Which lines hold the string "Karena"? Copy every one of them.

Data excerpts
---*---
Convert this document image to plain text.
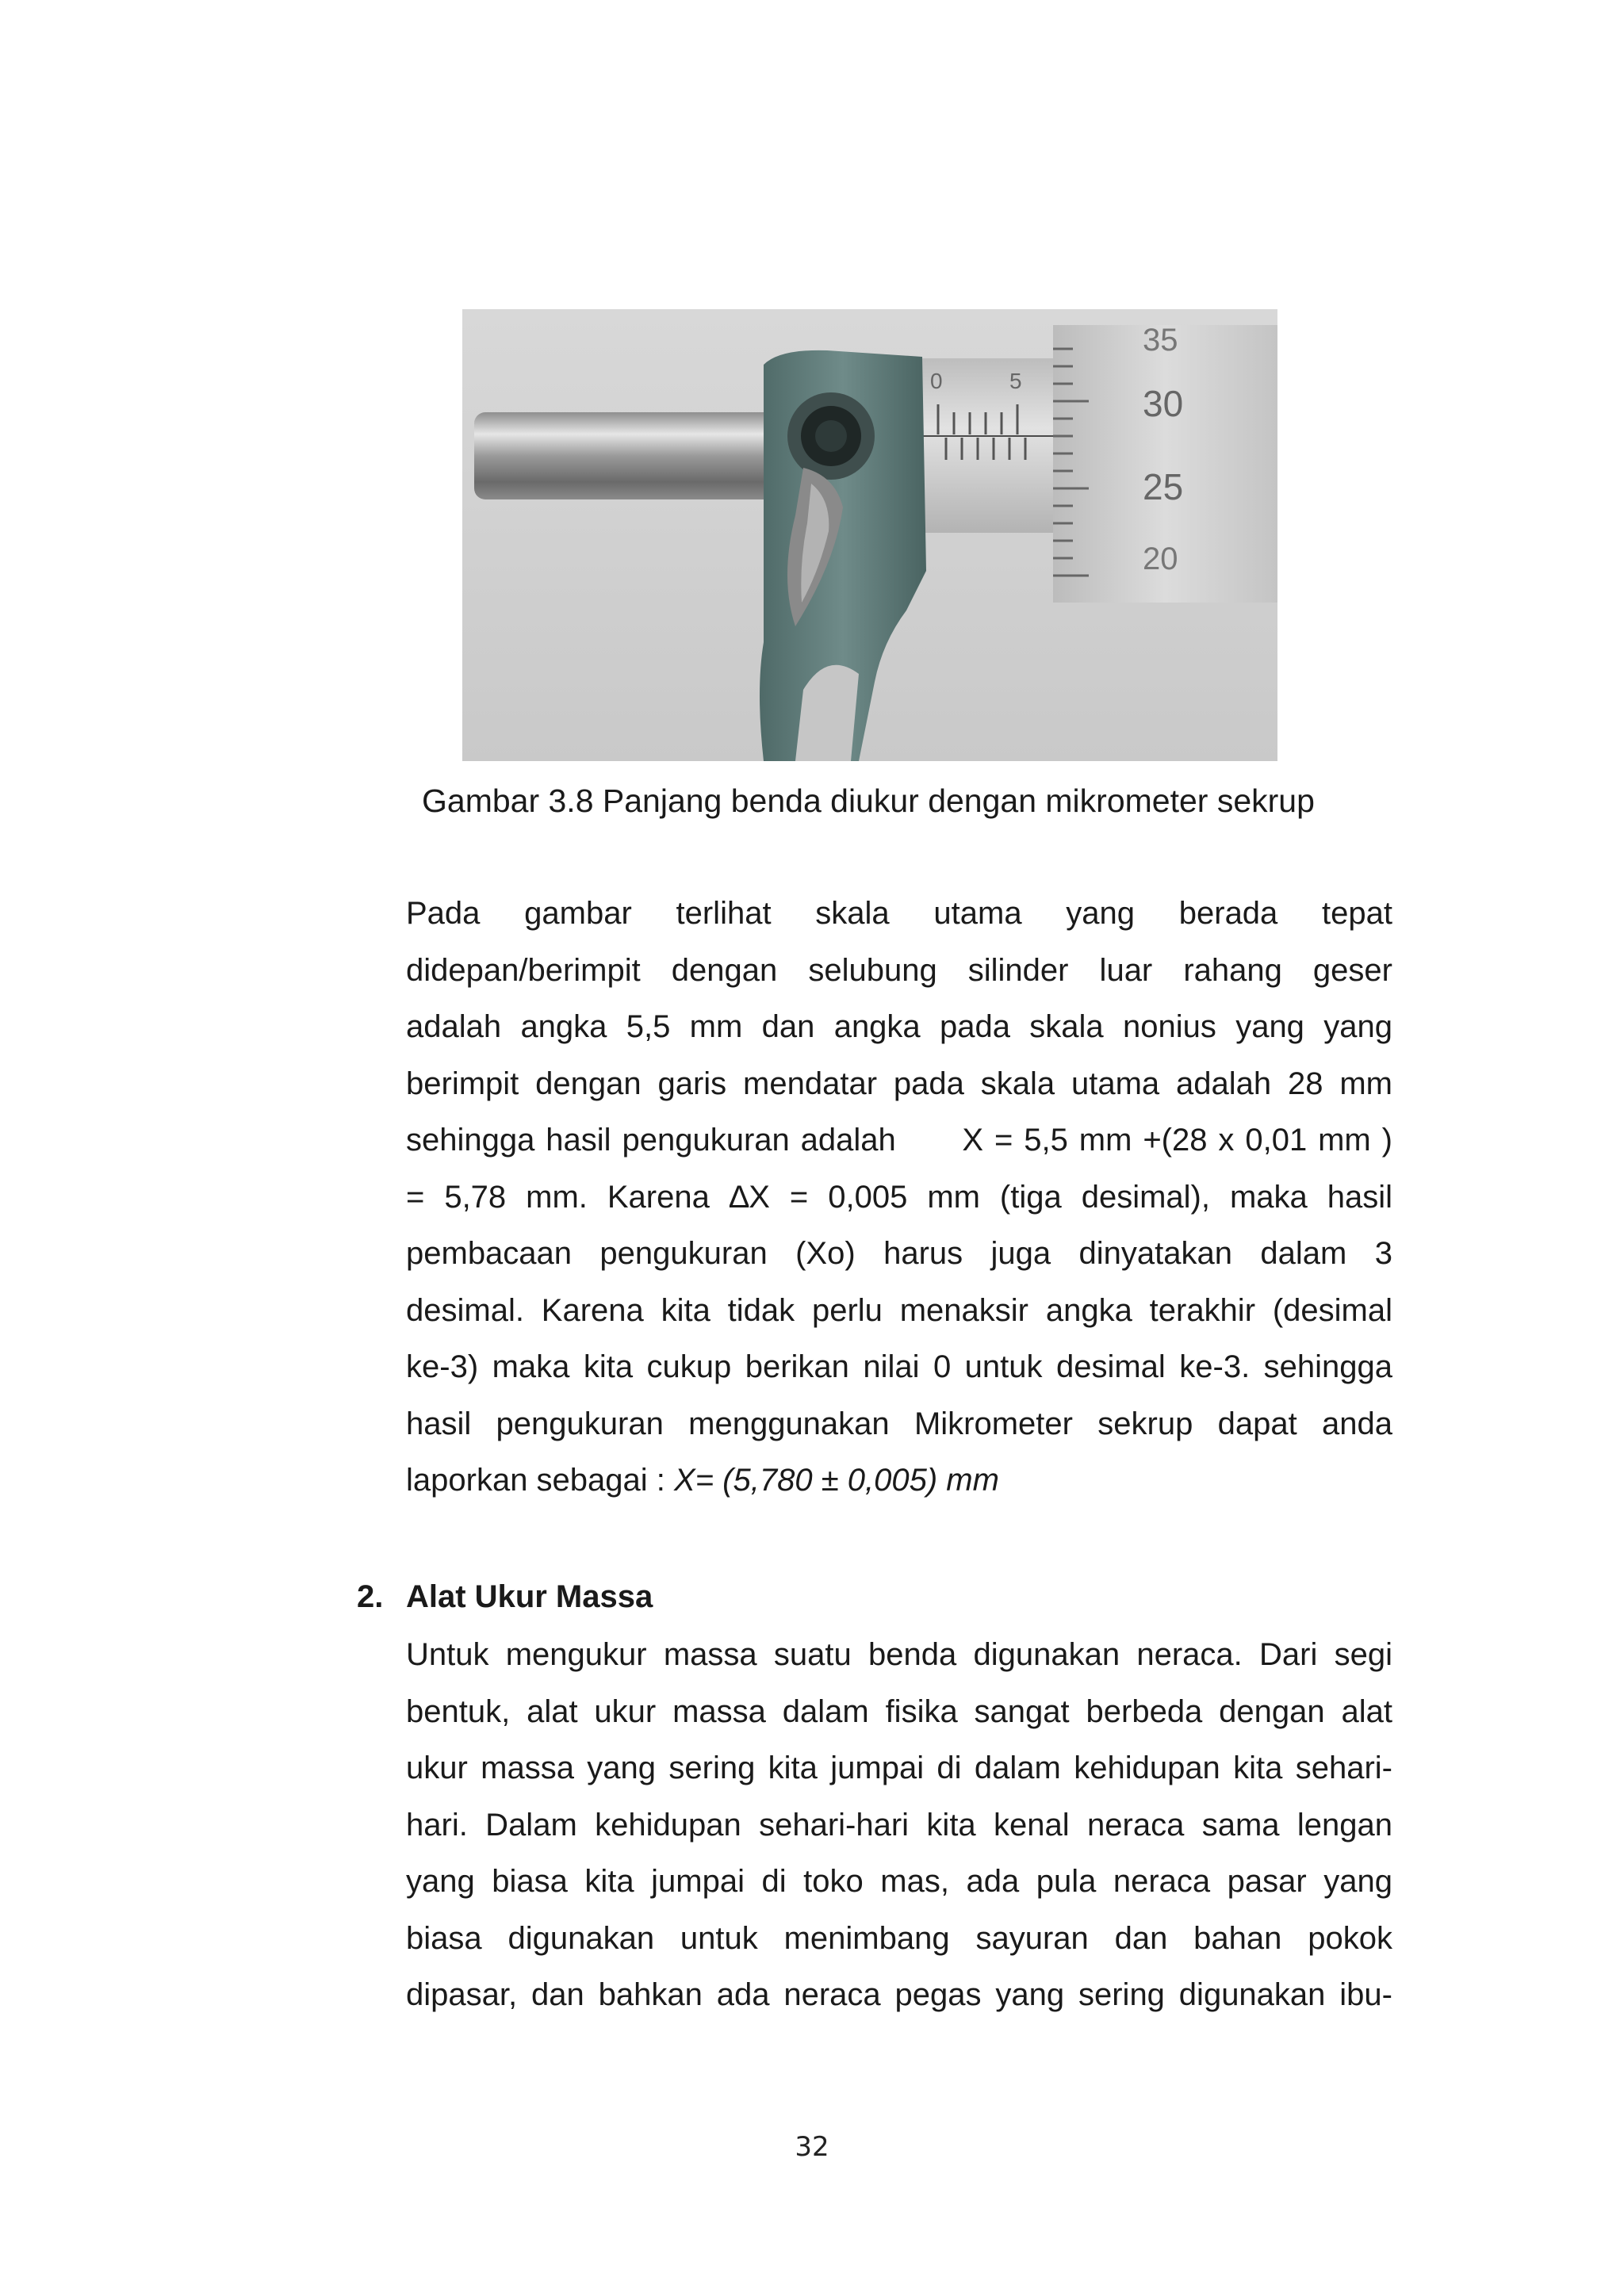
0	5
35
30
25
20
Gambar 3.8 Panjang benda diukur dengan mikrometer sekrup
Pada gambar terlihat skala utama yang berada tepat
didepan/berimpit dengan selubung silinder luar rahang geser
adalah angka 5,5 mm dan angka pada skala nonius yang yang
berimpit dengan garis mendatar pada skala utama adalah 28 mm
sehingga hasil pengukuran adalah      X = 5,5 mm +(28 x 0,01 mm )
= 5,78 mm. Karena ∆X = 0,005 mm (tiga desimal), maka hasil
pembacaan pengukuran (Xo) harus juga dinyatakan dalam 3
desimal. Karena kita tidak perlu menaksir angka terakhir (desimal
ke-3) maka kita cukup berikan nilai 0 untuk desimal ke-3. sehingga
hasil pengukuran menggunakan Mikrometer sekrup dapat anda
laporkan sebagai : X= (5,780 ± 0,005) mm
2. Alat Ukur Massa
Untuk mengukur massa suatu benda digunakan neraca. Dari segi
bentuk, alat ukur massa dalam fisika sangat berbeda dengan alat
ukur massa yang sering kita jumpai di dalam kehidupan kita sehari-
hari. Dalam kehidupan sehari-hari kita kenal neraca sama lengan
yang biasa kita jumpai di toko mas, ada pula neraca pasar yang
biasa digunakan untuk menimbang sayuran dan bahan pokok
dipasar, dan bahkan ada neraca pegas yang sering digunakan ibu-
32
---*---
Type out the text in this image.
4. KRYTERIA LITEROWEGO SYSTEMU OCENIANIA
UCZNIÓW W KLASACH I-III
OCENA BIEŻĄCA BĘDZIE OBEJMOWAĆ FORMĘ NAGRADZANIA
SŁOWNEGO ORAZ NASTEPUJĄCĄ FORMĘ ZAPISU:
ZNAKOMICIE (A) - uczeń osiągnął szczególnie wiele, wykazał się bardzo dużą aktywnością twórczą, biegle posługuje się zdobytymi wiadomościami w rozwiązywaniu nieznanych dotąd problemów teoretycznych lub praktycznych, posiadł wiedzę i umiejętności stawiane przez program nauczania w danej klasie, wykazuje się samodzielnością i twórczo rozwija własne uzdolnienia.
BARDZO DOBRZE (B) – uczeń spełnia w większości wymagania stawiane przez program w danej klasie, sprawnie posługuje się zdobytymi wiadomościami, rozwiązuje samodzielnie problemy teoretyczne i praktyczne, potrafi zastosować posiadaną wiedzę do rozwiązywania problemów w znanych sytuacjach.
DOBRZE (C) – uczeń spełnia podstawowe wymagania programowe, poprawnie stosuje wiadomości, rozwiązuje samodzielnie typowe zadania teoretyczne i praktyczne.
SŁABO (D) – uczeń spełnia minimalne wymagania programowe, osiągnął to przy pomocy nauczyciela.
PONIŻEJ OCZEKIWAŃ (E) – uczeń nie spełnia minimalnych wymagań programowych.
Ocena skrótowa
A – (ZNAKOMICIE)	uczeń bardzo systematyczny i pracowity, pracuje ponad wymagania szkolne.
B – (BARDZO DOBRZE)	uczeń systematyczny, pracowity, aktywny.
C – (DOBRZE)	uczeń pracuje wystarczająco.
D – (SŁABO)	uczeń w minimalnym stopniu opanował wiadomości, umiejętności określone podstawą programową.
---*---
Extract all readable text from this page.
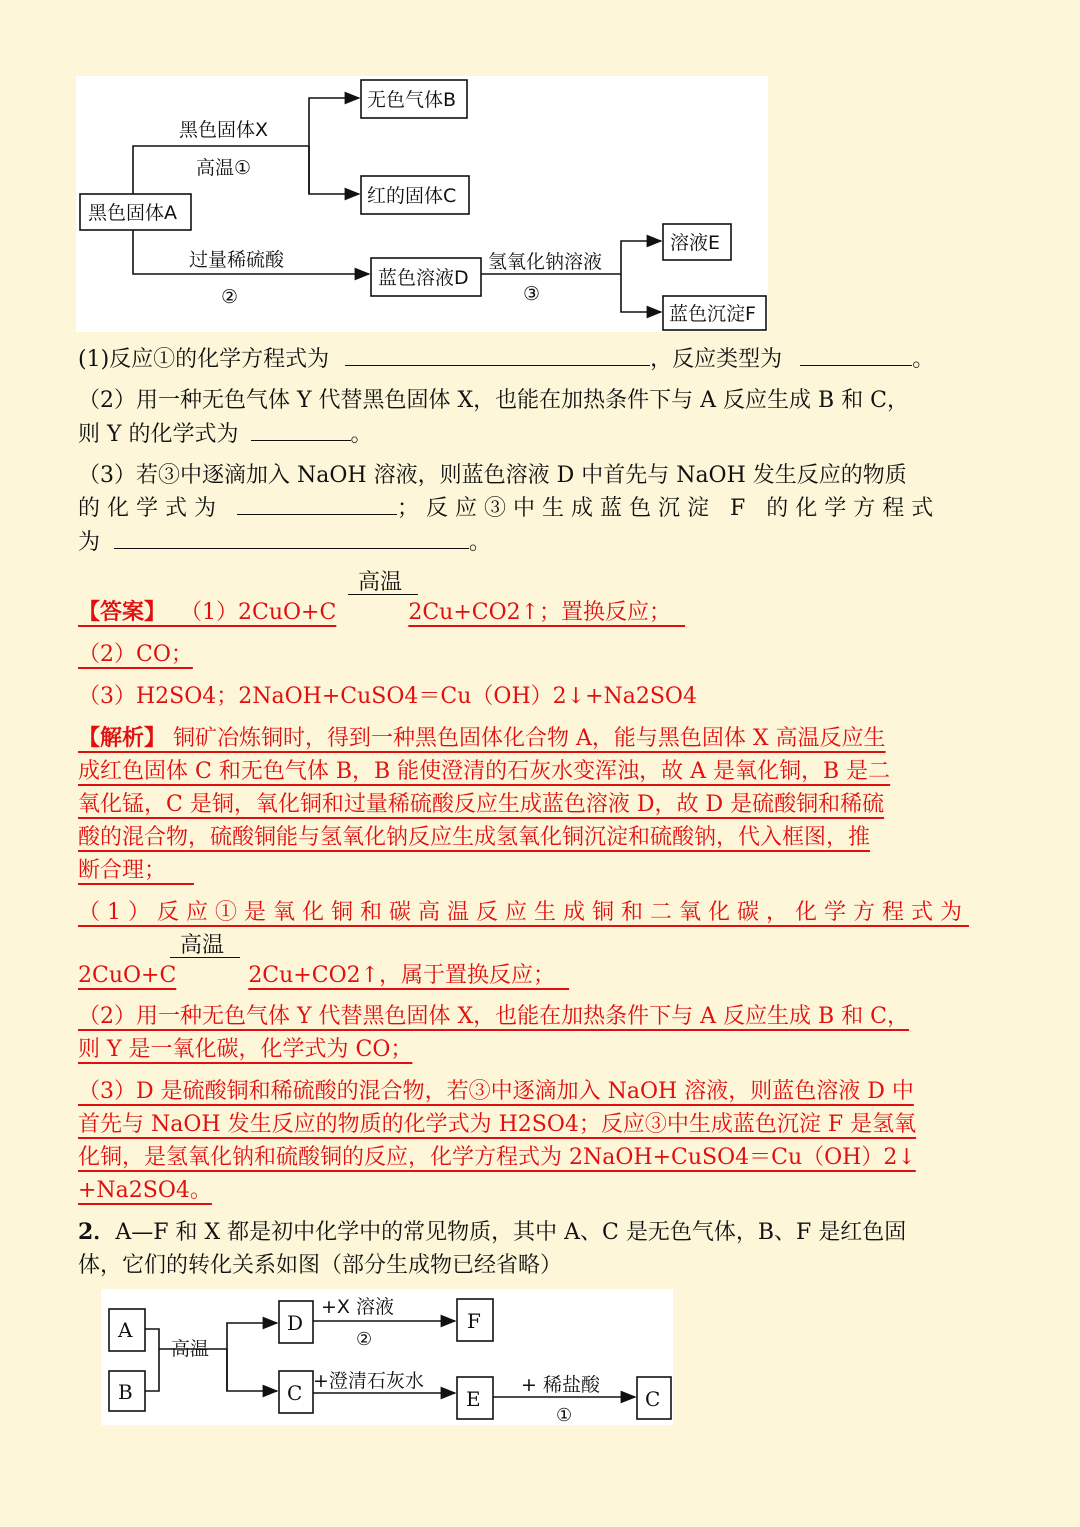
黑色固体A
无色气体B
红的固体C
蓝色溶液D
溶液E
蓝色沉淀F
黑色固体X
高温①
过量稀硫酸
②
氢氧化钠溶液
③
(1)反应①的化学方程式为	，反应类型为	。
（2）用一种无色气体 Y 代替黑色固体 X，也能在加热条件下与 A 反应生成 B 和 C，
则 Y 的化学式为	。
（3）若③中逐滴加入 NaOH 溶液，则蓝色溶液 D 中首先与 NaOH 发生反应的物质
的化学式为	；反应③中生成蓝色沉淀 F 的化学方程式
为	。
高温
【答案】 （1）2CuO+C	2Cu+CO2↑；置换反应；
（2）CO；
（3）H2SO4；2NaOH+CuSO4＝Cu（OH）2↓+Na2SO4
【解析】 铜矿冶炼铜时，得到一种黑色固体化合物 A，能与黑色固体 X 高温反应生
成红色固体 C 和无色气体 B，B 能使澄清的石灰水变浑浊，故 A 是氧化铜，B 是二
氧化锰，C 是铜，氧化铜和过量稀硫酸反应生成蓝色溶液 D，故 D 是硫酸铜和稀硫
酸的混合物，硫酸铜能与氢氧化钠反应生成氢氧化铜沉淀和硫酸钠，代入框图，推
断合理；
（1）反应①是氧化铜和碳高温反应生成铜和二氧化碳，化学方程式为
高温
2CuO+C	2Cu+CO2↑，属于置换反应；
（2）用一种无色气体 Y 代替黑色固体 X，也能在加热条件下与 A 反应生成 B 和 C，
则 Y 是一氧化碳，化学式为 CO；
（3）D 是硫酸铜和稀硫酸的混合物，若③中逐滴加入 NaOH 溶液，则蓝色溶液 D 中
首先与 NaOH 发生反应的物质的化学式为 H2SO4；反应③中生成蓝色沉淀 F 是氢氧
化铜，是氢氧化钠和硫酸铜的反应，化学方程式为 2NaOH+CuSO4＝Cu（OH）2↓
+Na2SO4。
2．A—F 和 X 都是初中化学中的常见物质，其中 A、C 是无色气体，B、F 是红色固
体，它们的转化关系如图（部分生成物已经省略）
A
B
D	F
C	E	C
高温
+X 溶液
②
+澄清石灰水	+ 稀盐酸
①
---*---
- [Response for this exercise]
= 5,78 mm. Karena ∆X = 0,005 mm (tiga desimal), maka hasil
desimal. Karena kita tidak perlu menaksir angka terakhir (desimal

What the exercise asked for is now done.